It seems that the distinction might have been clearer a few decades ago. Something like this: The compiler was the tool that would transform a high-level language into a machine-specific representation, and the assembler was something that would take a machine-specific representation and turn it into executable code, via mostly simple one-to-one transformations. (And we still see what-we-call-compilers invoking what-we-call-assemblers for the final step. Not always, of course, but it's not an uncommon pattern.)
But I agree that the lines are most definitely blurred today, with systems that do dynamic translation (or "JIT"), compilers that output bytecode, optimization, and assemblers that include higher-level language constructs. When you take a step back, it all sort of blends together.

* * * * * * * * *

▶ **Problem**
Extend the passage above on how the line between compilers and assemblers has blurred, picking up after its final sentence.

▶ **Recorded information**
* * * * * * * * *

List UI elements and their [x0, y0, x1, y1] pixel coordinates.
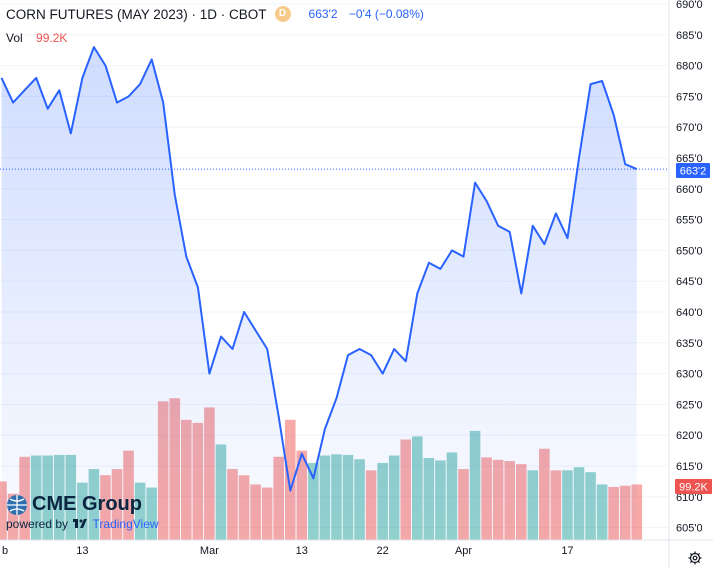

* * * * * * * * *

▶ **Exercise result**
BigEd wrote:
I think Grace Hopper's use of "compile" was in the sense of stringing together useful library routines to make a program - in the days when such routines would include things like arithmetic. As memory is one dimensional, this seems fitting - each routine needs to end up with an address, the routines need to be in some order. In those days, each routine might also need to be patched with the calling addresses of the routines it uses.
I remember reading an argument somewhere that as the various stages of transformations got their own names, like "linking" and "relocating", we sort of ended up with the word "compile" meaning what it does sort of by default, as the thing that was left over when everything else had its own name.
It was probably in a book on early computing history, but I can't remember the name now.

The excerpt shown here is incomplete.